Prompt: Starting at the line that contains "Read this page and output its text content.", copy each line through the end of the listing below. Include both ends and output nothing more.

Records for the exercise:
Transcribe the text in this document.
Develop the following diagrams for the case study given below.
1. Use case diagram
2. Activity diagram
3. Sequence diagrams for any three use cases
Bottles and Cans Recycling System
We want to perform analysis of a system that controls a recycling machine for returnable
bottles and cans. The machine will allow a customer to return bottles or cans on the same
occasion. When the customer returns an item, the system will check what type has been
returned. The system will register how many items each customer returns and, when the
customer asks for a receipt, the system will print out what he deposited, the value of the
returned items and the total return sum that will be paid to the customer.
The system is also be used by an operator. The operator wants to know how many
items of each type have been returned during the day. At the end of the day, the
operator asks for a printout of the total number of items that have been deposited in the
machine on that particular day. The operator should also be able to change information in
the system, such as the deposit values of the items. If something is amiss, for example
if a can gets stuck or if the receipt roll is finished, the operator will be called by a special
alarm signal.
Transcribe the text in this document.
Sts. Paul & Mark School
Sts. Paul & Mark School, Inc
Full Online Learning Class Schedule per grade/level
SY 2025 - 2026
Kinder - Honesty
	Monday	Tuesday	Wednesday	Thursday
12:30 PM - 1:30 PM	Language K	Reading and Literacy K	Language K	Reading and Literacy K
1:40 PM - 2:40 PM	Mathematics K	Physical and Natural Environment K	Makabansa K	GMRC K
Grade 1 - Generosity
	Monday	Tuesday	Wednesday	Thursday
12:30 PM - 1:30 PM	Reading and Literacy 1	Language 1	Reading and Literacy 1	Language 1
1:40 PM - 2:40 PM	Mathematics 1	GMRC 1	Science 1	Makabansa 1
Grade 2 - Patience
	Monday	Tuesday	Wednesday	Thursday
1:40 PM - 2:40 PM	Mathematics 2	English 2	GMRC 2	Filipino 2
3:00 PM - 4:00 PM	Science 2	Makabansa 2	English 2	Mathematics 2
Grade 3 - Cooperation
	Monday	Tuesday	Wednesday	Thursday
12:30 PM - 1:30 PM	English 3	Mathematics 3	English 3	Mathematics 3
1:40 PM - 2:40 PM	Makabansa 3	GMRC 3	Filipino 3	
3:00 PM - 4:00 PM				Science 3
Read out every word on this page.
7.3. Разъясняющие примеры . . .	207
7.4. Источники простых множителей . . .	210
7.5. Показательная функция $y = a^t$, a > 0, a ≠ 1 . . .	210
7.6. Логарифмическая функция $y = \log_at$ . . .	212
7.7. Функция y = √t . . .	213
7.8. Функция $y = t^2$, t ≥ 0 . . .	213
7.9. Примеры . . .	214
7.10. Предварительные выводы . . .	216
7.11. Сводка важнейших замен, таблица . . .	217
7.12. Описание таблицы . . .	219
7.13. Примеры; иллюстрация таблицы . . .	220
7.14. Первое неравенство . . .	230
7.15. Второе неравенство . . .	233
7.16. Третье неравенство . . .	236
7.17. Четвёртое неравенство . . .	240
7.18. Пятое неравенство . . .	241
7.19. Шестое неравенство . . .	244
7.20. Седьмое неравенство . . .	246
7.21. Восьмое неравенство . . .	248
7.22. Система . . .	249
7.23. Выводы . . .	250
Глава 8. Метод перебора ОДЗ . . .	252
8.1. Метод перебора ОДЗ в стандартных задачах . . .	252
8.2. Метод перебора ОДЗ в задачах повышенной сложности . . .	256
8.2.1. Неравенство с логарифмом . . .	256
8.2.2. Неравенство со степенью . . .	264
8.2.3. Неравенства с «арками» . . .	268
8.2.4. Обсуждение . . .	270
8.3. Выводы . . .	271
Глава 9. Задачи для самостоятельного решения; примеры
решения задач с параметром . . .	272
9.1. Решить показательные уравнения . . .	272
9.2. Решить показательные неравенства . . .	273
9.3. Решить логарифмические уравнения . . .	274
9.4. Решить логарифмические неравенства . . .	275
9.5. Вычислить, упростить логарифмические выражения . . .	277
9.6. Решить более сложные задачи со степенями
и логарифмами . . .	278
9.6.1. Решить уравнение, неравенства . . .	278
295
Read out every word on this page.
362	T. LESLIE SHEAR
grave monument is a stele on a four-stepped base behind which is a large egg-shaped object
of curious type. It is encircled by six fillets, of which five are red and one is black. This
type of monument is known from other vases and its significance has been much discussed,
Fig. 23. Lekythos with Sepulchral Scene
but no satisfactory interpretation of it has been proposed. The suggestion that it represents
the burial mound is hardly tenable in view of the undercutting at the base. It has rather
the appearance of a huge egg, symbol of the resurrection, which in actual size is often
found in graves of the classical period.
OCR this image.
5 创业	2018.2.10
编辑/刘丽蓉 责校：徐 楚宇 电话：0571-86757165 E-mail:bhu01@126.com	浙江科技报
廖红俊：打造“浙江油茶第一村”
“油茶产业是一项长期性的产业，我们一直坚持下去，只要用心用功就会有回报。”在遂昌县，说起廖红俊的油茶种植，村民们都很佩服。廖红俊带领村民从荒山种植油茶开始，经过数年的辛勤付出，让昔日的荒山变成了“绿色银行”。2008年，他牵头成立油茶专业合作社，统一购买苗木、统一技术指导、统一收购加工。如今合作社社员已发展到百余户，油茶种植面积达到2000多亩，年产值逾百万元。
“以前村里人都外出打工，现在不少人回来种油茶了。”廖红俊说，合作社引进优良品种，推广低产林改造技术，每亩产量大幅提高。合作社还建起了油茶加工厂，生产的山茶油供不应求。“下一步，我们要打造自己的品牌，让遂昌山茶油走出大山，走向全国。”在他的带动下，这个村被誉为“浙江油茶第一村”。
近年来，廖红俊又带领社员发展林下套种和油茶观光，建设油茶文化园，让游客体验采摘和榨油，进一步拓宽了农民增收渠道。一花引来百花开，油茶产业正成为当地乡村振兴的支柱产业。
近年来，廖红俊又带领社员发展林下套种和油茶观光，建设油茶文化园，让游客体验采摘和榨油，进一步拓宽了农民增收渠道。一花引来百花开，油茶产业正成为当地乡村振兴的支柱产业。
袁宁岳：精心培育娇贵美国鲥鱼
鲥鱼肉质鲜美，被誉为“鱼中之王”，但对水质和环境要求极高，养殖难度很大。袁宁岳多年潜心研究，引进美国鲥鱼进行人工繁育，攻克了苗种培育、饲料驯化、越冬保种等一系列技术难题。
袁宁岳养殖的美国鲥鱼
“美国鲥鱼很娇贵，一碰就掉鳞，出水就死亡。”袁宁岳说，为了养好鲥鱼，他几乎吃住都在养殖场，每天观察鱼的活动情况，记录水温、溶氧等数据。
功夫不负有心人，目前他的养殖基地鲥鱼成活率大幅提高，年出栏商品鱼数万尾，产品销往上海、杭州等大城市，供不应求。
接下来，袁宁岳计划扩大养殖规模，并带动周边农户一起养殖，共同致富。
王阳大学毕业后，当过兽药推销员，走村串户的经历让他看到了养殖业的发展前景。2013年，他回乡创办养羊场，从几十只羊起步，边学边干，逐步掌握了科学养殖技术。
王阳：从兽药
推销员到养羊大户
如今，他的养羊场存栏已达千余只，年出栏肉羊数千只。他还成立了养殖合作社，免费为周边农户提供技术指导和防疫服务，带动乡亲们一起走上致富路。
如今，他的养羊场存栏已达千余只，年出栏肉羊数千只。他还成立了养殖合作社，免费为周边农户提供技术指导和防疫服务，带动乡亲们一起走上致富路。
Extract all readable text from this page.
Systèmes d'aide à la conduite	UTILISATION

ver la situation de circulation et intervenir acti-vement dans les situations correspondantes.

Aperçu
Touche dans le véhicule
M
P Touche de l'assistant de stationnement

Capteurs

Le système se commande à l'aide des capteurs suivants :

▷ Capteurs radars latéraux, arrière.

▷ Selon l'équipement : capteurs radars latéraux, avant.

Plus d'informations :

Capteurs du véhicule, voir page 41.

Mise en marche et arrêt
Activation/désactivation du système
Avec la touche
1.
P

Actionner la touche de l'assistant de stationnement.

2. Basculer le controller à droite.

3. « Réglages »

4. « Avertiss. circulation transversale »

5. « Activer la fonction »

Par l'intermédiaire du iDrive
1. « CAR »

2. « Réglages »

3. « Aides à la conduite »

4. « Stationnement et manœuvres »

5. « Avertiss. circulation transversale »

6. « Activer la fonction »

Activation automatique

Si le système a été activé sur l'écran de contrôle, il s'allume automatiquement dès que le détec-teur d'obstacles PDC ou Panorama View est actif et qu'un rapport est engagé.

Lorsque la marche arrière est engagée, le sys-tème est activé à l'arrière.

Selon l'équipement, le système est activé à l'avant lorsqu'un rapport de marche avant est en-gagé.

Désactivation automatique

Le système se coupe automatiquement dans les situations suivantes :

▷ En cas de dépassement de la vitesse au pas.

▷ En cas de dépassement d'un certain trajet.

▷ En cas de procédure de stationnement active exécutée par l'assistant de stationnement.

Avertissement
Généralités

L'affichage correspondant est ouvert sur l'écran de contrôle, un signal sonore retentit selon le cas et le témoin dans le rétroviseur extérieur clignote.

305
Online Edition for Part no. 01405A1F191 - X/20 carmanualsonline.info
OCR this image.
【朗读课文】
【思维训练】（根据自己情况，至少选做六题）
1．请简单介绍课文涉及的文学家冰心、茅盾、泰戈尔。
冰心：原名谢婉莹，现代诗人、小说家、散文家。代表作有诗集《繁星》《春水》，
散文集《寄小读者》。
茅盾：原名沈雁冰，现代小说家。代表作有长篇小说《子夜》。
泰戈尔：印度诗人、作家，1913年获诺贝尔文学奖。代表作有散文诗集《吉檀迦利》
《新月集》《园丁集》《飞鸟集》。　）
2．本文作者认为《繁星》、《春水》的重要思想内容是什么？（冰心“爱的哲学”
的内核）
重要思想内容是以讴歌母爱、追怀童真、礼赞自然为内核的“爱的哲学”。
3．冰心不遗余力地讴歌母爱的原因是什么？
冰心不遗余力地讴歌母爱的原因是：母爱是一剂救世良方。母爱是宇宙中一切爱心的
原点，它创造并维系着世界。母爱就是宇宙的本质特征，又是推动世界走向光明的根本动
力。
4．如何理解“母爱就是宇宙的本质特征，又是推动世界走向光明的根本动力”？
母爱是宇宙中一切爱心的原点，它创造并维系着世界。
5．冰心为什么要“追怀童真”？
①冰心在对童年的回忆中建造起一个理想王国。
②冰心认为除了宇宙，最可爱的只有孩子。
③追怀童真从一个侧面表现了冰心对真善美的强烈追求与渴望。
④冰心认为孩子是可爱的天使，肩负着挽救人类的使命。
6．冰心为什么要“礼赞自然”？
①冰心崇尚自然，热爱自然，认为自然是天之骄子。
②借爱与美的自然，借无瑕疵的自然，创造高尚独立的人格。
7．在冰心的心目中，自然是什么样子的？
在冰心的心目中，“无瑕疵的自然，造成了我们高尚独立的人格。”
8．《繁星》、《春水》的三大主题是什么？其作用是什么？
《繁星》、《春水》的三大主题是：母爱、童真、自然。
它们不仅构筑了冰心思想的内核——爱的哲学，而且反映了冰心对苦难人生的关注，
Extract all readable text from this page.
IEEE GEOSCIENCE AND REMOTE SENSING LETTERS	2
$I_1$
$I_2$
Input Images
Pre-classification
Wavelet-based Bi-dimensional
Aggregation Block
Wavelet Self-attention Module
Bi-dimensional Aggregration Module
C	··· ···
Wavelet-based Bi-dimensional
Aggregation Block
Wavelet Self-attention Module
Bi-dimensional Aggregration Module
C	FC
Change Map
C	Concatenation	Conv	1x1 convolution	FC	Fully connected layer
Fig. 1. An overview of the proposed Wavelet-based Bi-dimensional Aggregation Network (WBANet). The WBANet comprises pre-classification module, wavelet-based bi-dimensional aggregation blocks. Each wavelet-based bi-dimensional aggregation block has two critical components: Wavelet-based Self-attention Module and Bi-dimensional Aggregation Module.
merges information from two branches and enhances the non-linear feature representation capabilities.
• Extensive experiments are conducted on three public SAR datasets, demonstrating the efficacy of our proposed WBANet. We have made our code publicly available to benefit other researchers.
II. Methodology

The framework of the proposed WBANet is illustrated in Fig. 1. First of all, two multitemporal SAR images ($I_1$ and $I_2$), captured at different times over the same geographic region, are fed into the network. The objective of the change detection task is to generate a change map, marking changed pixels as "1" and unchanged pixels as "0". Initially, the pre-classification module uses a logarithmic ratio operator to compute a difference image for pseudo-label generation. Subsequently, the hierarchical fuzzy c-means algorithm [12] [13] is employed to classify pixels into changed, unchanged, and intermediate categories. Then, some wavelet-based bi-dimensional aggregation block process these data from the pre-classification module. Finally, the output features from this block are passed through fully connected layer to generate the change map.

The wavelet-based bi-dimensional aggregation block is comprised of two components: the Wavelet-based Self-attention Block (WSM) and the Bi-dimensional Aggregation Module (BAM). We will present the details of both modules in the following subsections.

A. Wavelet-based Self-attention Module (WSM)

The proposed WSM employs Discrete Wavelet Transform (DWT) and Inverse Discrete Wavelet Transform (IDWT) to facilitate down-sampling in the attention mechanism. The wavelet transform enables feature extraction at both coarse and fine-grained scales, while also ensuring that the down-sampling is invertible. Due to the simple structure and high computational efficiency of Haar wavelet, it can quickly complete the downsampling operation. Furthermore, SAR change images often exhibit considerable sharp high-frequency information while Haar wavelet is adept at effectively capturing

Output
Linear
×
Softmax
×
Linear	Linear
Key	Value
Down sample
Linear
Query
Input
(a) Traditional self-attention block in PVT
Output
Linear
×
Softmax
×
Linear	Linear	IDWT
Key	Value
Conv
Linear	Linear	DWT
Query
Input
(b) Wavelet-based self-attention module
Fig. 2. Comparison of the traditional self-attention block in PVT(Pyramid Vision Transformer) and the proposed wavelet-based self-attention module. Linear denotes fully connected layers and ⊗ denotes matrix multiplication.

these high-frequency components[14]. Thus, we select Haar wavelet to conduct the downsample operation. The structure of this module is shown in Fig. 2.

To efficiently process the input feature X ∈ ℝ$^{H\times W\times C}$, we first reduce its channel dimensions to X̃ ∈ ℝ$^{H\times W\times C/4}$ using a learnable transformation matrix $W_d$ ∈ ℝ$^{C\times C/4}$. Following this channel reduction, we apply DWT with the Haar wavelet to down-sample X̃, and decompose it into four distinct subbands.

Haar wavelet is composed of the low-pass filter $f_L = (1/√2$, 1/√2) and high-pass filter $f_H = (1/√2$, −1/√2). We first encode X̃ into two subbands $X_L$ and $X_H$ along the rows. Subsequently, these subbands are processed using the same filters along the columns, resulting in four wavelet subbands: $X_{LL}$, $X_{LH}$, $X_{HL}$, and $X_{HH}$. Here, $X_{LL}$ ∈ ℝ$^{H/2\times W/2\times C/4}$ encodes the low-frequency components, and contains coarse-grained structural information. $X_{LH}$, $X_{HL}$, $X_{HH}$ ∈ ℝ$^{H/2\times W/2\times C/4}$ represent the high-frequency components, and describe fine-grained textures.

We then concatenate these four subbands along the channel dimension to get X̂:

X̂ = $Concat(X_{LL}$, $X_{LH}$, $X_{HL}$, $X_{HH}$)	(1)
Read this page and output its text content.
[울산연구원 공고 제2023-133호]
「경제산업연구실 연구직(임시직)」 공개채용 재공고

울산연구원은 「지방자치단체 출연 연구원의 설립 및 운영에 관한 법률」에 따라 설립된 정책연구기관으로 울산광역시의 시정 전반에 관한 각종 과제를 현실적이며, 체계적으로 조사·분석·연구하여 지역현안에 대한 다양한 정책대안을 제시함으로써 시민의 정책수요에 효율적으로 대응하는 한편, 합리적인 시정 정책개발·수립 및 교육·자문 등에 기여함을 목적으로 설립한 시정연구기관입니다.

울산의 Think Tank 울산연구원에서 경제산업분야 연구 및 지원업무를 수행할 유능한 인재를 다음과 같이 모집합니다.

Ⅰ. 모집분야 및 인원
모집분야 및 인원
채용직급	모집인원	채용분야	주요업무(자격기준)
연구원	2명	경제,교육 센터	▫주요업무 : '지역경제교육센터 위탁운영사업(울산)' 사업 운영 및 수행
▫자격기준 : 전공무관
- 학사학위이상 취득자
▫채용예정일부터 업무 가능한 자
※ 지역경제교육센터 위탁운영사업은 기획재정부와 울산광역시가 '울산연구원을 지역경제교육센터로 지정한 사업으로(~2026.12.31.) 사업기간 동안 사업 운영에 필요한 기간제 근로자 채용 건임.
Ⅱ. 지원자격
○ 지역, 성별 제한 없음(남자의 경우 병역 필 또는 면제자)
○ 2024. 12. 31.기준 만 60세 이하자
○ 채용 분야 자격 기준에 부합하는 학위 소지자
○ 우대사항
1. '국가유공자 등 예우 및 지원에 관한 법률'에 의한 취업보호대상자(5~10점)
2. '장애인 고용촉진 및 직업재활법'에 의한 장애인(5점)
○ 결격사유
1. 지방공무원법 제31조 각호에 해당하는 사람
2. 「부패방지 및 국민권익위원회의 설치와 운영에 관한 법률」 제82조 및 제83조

Result for this task:
Read this page and output its text content.
[울산연구원 공고 제2023-133호]
「경제산업연구실 연구직(임시직)」 공개채용 재공고

울산연구원은 「지방자치단체 출연 연구원의 설립 및 운영에 관한 법률」에 따라 설립된 정책연구기관으로 울산광역시의 시정 전반에 관한 각종 과제를 현실적이며, 체계적으로 조사·분석·연구하여 지역현안에 대한 다양한 정책대안을 제시함으로써 시민의 정책수요에 효율적으로 대응하는 한편, 합리적인 시정 정책개발·수립 및 교육·자문 등에 기여함을 목적으로 설립한 시정연구기관입니다.

울산의 Think Tank 울산연구원에서 경제산업분야 연구 및 지원업무를 수행할 유능한 인재를 다음과 같이 모집합니다.

Ⅰ. 모집분야 및 인원
모집분야 및 인원
채용직급	모집인원	채용분야	주요업무(자격기준)
연구원	2명	경제,교육 센터	▫주요업무 : '지역경제교육센터 위탁운영사업(울산)' 사업 운영 및 수행
▫자격기준 : 전공무관
- 학사학위이상 취득자
▫채용예정일부터 업무 가능한 자
※ 지역경제교육센터 위탁운영사업은 기획재정부와 울산광역시가 '울산연구원을 지역경제교육센터로 지정한 사업으로(~2026.12.31.) 사업기간 동안 사업 운영에 필요한 기간제 근로자 채용 건임.
Ⅱ. 지원자격
○ 지역, 성별 제한 없음(남자의 경우 병역 필 또는 면제자)
○ 2024. 12. 31.기준 만 60세 이하자
○ 채용 분야 자격 기준에 부합하는 학위 소지자
○ 우대사항
1. '국가유공자 등 예우 및 지원에 관한 법률'에 의한 취업보호대상자(5~10점)
2. '장애인 고용촉진 및 직업재활법'에 의한 장애인(5점)
○ 결격사유
1. 지방공무원법 제31조 각호에 해당하는 사람
2. 「부패방지 및 국민권익위원회의 설치와 운영에 관한 법률」 제82조 및 제83조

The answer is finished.